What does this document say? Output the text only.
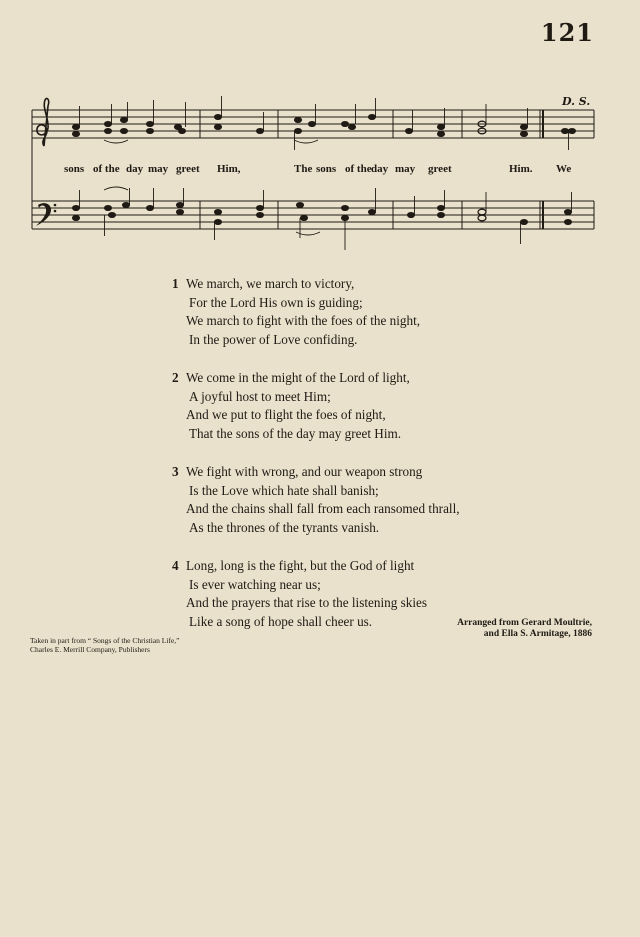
121
D. S.
sons of the day may greet Him,	The sons of the day may greet	Him. We
1 We march, we march to victory,
For the Lord His own is guiding;
We march to fight with the foes of the night,
In the power of Love confiding.
2 We come in the might of the Lord of light,
A joyful host to meet Him;
And we put to flight the foes of night,
That the sons of the day may greet Him.
3 We fight with wrong, and our weapon strong
Is the Love which hate shall banish;
And the chains shall fall from each ransomed thrall,
As the thrones of the tyrants vanish.
4 Long, long is the fight, but the God of light
Is ever watching near us;
And the prayers that rise to the listening skies
Like a song of hope shall cheer us.	Arranged from Gerard Moultrie,
and Ella S. Armitage, 1886
Taken in part from “ Songs of the Christian Life,”
Charles E. Merrill Company, Publishers
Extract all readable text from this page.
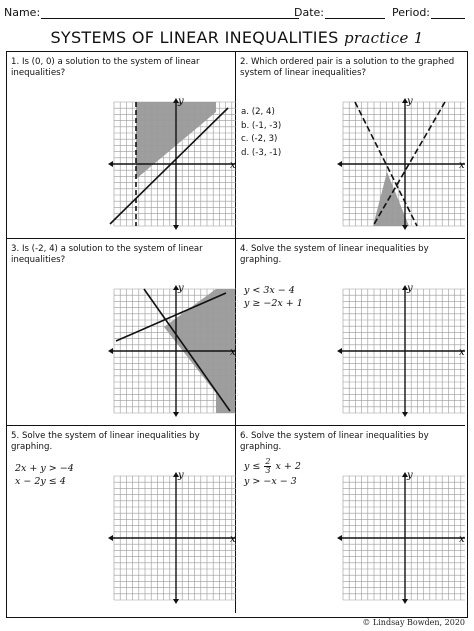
Name:	Date:	Period:
SYSTEMS OF LINEAR INEQUALITIES practice 1
1. Is (0, 0) a solution to the system of linear inequalities?
x
y
2. Which ordered pair is a solution to the graphed system of linear inequalities?
a. (2, 4)
b. (-1, -3)
c. (-2, 3)
d. (-3, -1)
x
y
3. Is (-2, 4) a solution to the system of linear inequalities?
x
y
4. Solve the system of linear inequalities by graphing.
y < 3x − 4
y ≥ −2x + 1
x
y
5. Solve the system of linear inequalities by graphing.
2x + y > −4
x − 2y ≤ 4
x
y
6. Solve the system of linear inequalities by graphing.
$y \le \frac{2}{3}$ x + 2
y > −x − 3
x
y
© Lindsay Bowden, 2020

****************

# Short task:
Among the lines of the records above, count those holding the string "text", and report only the number.

# Finished answer:
2